## START Data excerpts

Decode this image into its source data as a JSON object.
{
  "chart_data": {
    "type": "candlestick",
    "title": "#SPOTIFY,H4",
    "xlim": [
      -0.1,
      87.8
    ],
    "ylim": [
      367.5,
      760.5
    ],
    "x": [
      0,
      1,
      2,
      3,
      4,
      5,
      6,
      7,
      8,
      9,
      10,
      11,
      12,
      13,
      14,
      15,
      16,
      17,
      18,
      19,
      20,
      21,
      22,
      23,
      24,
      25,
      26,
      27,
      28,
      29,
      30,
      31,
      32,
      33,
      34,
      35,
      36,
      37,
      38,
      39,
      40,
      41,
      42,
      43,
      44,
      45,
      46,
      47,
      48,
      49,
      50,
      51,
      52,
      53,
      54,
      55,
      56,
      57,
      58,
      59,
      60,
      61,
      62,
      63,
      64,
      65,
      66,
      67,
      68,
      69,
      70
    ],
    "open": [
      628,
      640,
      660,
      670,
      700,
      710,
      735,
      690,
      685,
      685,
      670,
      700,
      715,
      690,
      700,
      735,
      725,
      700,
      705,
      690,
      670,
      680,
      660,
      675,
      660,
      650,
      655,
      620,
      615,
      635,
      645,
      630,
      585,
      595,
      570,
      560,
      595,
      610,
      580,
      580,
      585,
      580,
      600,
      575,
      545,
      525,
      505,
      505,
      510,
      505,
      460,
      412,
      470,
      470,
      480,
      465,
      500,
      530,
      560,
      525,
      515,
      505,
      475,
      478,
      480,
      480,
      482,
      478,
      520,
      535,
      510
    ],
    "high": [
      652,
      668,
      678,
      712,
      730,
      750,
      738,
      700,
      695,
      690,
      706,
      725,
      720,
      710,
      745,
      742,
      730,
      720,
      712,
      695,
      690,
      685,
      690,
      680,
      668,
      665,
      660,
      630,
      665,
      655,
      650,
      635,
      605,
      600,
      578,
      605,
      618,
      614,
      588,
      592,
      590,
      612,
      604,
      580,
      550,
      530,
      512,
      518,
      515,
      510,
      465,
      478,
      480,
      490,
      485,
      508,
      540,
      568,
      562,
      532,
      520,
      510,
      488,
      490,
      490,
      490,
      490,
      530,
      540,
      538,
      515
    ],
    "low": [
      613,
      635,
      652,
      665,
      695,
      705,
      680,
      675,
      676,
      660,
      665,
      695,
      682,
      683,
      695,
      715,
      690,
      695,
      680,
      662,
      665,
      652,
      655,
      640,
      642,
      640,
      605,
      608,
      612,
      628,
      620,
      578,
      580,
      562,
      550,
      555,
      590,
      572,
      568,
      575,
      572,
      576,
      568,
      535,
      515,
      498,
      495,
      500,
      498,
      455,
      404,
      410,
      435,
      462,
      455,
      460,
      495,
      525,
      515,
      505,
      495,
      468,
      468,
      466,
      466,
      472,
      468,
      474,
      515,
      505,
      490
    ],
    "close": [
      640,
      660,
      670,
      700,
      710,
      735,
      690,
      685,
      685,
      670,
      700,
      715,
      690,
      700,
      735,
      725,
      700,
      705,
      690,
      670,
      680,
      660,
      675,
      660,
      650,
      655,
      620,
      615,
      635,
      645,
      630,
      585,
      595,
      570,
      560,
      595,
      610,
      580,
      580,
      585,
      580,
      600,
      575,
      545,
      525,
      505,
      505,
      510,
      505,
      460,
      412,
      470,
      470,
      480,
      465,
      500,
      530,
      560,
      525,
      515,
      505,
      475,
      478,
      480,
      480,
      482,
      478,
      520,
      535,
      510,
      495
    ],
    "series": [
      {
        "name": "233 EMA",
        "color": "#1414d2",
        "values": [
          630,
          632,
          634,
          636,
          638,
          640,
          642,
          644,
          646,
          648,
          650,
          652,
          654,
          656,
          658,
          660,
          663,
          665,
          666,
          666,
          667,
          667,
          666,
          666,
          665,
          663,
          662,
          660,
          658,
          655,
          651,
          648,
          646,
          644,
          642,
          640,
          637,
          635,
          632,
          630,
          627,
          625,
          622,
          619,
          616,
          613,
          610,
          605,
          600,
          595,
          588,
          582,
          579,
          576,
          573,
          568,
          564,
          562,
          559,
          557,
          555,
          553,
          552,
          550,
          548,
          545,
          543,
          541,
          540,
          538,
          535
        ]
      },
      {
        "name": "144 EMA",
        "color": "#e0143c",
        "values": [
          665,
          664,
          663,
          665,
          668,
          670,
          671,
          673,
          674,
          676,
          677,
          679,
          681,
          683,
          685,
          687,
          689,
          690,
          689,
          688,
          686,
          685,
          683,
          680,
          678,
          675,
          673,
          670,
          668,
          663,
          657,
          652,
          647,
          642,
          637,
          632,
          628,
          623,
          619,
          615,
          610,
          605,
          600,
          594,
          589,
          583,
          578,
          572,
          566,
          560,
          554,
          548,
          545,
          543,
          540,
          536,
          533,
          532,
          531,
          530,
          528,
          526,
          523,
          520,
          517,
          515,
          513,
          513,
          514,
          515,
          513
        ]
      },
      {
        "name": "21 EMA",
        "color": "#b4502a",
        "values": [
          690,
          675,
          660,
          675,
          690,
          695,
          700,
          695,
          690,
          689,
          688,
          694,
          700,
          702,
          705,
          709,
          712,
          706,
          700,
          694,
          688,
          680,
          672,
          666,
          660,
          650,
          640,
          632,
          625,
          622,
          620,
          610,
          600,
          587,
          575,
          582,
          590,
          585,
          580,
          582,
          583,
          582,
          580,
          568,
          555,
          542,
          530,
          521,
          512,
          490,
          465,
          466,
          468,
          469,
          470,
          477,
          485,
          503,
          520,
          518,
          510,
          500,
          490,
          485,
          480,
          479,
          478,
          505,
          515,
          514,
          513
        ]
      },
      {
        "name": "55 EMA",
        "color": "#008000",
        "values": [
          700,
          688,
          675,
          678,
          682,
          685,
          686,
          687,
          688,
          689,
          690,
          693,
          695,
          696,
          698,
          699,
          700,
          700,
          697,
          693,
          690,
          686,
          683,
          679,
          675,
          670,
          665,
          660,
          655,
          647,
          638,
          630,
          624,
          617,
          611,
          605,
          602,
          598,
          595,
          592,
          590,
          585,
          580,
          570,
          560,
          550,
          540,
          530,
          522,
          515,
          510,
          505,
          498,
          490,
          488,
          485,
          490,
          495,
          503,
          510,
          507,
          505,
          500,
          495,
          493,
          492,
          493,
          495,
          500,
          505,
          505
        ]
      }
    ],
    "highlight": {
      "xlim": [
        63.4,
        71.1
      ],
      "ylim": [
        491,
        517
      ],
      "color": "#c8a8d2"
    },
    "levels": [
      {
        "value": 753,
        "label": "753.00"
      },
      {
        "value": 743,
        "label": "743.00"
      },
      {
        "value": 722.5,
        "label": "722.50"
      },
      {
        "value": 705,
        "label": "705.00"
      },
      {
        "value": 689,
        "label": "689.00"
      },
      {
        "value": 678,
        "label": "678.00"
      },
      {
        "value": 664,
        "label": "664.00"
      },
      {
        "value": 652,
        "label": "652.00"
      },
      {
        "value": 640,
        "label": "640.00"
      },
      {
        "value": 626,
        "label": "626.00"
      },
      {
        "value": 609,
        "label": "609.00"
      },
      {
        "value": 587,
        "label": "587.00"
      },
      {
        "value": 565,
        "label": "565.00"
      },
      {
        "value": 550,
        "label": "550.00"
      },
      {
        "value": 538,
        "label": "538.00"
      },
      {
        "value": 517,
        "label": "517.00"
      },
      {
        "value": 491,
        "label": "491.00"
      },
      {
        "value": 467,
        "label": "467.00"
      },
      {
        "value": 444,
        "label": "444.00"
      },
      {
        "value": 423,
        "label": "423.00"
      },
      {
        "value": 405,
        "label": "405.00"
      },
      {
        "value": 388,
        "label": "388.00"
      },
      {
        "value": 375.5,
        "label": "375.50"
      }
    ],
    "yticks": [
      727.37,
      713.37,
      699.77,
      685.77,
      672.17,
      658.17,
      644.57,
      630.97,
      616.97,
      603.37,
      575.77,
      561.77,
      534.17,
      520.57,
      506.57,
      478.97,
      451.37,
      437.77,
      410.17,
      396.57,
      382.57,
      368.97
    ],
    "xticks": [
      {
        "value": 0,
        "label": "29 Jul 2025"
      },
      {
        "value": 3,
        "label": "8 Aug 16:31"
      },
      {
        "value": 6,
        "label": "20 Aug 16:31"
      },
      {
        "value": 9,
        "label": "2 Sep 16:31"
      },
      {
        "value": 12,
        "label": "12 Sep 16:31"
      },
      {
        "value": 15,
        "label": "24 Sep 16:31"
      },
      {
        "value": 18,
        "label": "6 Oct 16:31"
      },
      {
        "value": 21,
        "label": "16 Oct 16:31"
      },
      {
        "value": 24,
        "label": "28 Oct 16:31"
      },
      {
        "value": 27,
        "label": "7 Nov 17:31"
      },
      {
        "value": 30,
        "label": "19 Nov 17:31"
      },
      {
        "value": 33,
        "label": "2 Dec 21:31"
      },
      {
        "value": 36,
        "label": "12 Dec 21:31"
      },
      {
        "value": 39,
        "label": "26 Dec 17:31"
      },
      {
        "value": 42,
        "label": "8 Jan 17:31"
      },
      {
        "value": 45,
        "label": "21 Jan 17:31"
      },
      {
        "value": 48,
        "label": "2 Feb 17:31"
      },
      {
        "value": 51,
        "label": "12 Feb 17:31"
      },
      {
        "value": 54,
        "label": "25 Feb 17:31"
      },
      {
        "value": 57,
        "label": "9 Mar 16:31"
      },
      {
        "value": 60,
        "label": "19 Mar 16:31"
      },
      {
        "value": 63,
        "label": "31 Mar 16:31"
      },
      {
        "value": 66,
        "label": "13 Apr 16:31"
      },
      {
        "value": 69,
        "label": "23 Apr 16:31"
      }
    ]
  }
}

## END Data excerpts

## Exercise
Filter the entries above down to the lines containing the word "color".

## Result for this task
        "color": "#1414d2",
        "color": "#e0143c",
        "color": "#b4502a",
        "color": "#008000",
      "color": "#c8a8d2"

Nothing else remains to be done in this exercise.